____ Information provided
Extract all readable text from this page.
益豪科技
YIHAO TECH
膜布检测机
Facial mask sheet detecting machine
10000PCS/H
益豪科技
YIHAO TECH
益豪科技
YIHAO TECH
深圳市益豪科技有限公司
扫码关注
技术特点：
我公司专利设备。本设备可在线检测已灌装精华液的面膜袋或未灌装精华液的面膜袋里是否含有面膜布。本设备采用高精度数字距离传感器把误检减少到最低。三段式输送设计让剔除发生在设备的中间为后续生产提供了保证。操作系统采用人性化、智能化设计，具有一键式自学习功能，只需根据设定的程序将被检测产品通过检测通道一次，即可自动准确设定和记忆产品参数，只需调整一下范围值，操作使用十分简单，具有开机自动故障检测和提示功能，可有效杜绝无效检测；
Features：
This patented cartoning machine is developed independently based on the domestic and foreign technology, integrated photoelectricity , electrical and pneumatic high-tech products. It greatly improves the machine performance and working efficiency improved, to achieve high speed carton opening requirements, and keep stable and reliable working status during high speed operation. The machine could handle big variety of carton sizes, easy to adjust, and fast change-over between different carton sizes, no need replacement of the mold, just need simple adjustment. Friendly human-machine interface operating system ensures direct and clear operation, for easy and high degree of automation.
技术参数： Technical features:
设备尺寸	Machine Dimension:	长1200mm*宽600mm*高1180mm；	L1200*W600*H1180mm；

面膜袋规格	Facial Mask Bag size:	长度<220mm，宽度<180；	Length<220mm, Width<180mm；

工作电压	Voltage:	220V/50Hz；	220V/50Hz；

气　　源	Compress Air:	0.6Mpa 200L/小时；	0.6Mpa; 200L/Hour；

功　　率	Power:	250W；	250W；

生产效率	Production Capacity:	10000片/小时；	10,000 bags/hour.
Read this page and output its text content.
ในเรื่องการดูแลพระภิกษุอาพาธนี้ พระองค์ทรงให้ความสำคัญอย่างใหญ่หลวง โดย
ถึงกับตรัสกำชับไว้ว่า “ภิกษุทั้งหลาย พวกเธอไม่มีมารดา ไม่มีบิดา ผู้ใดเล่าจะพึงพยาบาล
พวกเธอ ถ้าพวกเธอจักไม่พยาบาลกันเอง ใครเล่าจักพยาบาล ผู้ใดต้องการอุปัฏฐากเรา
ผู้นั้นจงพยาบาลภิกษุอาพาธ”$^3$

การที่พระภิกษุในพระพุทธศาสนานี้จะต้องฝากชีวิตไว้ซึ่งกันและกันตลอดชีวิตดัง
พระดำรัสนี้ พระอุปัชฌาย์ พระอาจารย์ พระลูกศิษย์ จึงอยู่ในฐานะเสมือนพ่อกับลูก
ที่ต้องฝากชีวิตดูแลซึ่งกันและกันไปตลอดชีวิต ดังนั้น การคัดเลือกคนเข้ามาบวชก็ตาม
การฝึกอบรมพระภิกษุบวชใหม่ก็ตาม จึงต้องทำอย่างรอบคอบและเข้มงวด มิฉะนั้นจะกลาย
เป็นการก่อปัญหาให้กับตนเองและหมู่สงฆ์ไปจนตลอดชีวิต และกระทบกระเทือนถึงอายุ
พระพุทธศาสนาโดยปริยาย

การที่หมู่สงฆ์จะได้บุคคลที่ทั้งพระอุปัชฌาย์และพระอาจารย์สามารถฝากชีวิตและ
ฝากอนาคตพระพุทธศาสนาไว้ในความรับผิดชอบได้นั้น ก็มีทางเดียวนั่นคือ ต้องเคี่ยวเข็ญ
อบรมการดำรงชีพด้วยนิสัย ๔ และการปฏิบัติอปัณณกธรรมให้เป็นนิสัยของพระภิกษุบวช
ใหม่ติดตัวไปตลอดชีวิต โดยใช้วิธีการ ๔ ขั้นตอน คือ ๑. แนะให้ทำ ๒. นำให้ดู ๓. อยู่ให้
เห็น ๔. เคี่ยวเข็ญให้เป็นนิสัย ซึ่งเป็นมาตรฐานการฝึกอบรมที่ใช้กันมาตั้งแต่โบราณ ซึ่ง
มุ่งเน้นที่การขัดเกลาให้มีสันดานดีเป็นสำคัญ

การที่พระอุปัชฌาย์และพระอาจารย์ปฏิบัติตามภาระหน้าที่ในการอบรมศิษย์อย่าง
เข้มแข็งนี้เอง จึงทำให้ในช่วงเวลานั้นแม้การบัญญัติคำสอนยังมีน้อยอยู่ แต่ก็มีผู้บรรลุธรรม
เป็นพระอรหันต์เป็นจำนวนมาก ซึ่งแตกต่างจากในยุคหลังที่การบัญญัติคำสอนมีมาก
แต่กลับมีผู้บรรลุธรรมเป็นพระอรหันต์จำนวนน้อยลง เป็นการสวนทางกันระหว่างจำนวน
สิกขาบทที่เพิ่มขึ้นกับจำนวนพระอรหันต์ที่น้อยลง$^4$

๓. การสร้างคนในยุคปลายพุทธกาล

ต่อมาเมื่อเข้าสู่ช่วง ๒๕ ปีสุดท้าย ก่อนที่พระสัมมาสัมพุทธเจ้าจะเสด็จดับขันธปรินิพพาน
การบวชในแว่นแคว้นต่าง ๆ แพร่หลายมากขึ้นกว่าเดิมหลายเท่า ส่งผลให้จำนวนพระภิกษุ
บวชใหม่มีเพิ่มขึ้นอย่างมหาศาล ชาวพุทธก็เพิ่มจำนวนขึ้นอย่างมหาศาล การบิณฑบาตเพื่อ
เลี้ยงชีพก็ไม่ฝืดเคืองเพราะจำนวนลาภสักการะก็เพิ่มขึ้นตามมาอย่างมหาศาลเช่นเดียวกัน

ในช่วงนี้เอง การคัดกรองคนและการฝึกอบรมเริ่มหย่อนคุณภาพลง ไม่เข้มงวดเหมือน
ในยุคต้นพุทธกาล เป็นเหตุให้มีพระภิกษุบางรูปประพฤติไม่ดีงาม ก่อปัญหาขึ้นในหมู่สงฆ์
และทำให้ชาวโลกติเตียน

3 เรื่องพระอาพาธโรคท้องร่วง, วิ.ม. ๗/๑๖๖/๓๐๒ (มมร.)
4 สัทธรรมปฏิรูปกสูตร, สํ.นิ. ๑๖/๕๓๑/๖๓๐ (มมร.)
________
§ Instruction:
Repeat every record, keeping each word and mark exactly as it is.

§ Correct answer:
Extract all readable text from this page.
益豪科技
YIHAO TECH
膜布检测机
Facial mask sheet detecting machine
10000PCS/H
益豪科技
YIHAO TECH
益豪科技
YIHAO TECH
深圳市益豪科技有限公司
扫码关注
技术特点：
我公司专利设备。本设备可在线检测已灌装精华液的面膜袋或未灌装精华液的面膜袋里是否含有面膜布。本设备采用高精度数字距离传感器把误检减少到最低。三段式输送设计让剔除发生在设备的中间为后续生产提供了保证。操作系统采用人性化、智能化设计，具有一键式自学习功能，只需根据设定的程序将被检测产品通过检测通道一次，即可自动准确设定和记忆产品参数，只需调整一下范围值，操作使用十分简单，具有开机自动故障检测和提示功能，可有效杜绝无效检测；
Features：
This patented cartoning machine is developed independently based on the domestic and foreign technology, integrated photoelectricity , electrical and pneumatic high-tech products. It greatly improves the machine performance and working efficiency improved, to achieve high speed carton opening requirements, and keep stable and reliable working status during high speed operation. The machine could handle big variety of carton sizes, easy to adjust, and fast change-over between different carton sizes, no need replacement of the mold, just need simple adjustment. Friendly human-machine interface operating system ensures direct and clear operation, for easy and high degree of automation.
技术参数： Technical features:
设备尺寸	Machine Dimension:	长1200mm*宽600mm*高1180mm；	L1200*W600*H1180mm；

面膜袋规格	Facial Mask Bag size:	长度<220mm，宽度<180；	Length<220mm, Width<180mm；

工作电压	Voltage:	220V/50Hz；	220V/50Hz；

气　　源	Compress Air:	0.6Mpa 200L/小时；	0.6Mpa; 200L/Hour；

功　　率	Power:	250W；	250W；

生产效率	Production Capacity:	10000片/小时；	10,000 bags/hour.
Read this page and output its text content.
ในเรื่องการดูแลพระภิกษุอาพาธนี้ พระองค์ทรงให้ความสำคัญอย่างใหญ่หลวง โดย
ถึงกับตรัสกำชับไว้ว่า “ภิกษุทั้งหลาย พวกเธอไม่มีมารดา ไม่มีบิดา ผู้ใดเล่าจะพึงพยาบาล
พวกเธอ ถ้าพวกเธอจักไม่พยาบาลกันเอง ใครเล่าจักพยาบาล ผู้ใดต้องการอุปัฏฐากเรา
ผู้นั้นจงพยาบาลภิกษุอาพาธ”$^3$

การที่พระภิกษุในพระพุทธศาสนานี้จะต้องฝากชีวิตไว้ซึ่งกันและกันตลอดชีวิตดัง
พระดำรัสนี้ พระอุปัชฌาย์ พระอาจารย์ พระลูกศิษย์ จึงอยู่ในฐานะเสมือนพ่อกับลูก
ที่ต้องฝากชีวิตดูแลซึ่งกันและกันไปตลอดชีวิต ดังนั้น การคัดเลือกคนเข้ามาบวชก็ตาม
การฝึกอบรมพระภิกษุบวชใหม่ก็ตาม จึงต้องทำอย่างรอบคอบและเข้มงวด มิฉะนั้นจะกลาย
เป็นการก่อปัญหาให้กับตนเองและหมู่สงฆ์ไปจนตลอดชีวิต และกระทบกระเทือนถึงอายุ
พระพุทธศาสนาโดยปริยาย

การที่หมู่สงฆ์จะได้บุคคลที่ทั้งพระอุปัชฌาย์และพระอาจารย์สามารถฝากชีวิตและ
ฝากอนาคตพระพุทธศาสนาไว้ในความรับผิดชอบได้นั้น ก็มีทางเดียวนั่นคือ ต้องเคี่ยวเข็ญ
อบรมการดำรงชีพด้วยนิสัย ๔ และการปฏิบัติอปัณณกธรรมให้เป็นนิสัยของพระภิกษุบวช
ใหม่ติดตัวไปตลอดชีวิต โดยใช้วิธีการ ๔ ขั้นตอน คือ ๑. แนะให้ทำ ๒. นำให้ดู ๓. อยู่ให้
เห็น ๔. เคี่ยวเข็ญให้เป็นนิสัย ซึ่งเป็นมาตรฐานการฝึกอบรมที่ใช้กันมาตั้งแต่โบราณ ซึ่ง
มุ่งเน้นที่การขัดเกลาให้มีสันดานดีเป็นสำคัญ

การที่พระอุปัชฌาย์และพระอาจารย์ปฏิบัติตามภาระหน้าที่ในการอบรมศิษย์อย่าง
เข้มแข็งนี้เอง จึงทำให้ในช่วงเวลานั้นแม้การบัญญัติคำสอนยังมีน้อยอยู่ แต่ก็มีผู้บรรลุธรรม
เป็นพระอรหันต์เป็นจำนวนมาก ซึ่งแตกต่างจากในยุคหลังที่การบัญญัติคำสอนมีมาก
แต่กลับมีผู้บรรลุธรรมเป็นพระอรหันต์จำนวนน้อยลง เป็นการสวนทางกันระหว่างจำนวน
สิกขาบทที่เพิ่มขึ้นกับจำนวนพระอรหันต์ที่น้อยลง$^4$

๓. การสร้างคนในยุคปลายพุทธกาล

ต่อมาเมื่อเข้าสู่ช่วง ๒๕ ปีสุดท้าย ก่อนที่พระสัมมาสัมพุทธเจ้าจะเสด็จดับขันธปรินิพพาน
การบวชในแว่นแคว้นต่าง ๆ แพร่หลายมากขึ้นกว่าเดิมหลายเท่า ส่งผลให้จำนวนพระภิกษุ
บวชใหม่มีเพิ่มขึ้นอย่างมหาศาล ชาวพุทธก็เพิ่มจำนวนขึ้นอย่างมหาศาล การบิณฑบาตเพื่อ
เลี้ยงชีพก็ไม่ฝืดเคืองเพราะจำนวนลาภสักการะก็เพิ่มขึ้นตามมาอย่างมหาศาลเช่นเดียวกัน

ในช่วงนี้เอง การคัดกรองคนและการฝึกอบรมเริ่มหย่อนคุณภาพลง ไม่เข้มงวดเหมือน
ในยุคต้นพุทธกาล เป็นเหตุให้มีพระภิกษุบางรูปประพฤติไม่ดีงาม ก่อปัญหาขึ้นในหมู่สงฆ์
และทำให้ชาวโลกติเตียน

3 เรื่องพระอาพาธโรคท้องร่วง, วิ.ม. ๗/๑๖๖/๓๐๒ (มมร.)
4 สัทธรรมปฏิรูปกสูตร, สํ.นิ. ๑๖/๕๓๑/๖๓๐ (มมร.)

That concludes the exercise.